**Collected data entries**
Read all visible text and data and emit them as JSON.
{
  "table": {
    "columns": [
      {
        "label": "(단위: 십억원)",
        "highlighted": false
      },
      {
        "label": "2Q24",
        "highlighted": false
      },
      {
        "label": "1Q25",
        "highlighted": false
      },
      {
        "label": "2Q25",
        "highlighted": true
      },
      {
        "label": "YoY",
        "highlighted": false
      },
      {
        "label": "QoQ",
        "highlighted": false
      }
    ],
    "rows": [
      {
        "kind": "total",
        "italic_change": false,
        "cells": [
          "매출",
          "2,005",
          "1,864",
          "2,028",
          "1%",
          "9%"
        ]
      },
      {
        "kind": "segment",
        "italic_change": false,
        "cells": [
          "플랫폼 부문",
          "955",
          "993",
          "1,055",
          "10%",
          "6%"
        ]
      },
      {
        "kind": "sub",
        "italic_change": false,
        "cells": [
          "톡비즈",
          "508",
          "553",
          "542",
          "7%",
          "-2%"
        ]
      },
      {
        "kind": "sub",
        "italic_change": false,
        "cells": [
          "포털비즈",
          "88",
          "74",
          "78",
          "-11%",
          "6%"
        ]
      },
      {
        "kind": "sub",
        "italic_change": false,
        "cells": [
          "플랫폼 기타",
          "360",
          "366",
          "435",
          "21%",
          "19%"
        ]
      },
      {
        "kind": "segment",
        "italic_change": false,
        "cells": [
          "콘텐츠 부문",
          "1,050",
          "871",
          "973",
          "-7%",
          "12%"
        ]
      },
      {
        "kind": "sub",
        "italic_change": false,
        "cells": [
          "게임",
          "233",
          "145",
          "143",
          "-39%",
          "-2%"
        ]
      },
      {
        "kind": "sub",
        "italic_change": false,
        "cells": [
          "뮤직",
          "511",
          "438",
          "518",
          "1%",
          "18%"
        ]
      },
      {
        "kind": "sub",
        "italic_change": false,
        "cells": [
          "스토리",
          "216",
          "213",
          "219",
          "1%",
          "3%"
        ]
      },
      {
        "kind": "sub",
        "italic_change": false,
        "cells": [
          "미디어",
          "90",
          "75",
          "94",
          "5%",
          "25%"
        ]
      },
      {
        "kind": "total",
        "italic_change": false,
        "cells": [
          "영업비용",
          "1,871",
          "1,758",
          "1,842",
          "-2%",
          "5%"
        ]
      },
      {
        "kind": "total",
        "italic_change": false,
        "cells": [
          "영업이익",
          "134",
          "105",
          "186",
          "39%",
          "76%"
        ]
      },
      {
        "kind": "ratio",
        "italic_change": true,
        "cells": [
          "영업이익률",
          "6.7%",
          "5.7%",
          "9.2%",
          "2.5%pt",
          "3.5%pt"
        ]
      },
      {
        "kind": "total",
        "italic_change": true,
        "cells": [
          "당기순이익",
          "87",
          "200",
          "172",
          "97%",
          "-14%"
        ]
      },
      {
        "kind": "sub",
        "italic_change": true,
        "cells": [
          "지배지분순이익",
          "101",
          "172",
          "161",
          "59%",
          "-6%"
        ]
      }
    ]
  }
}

**Goal**
Copy every line of the material in which the word "label" occurs.

**Right answer**
        "label": "(단위: 십억원)",
        "label": "2Q24",
        "label": "1Q25",
        "label": "2Q25",
        "label": "YoY",
        "label": "QoQ",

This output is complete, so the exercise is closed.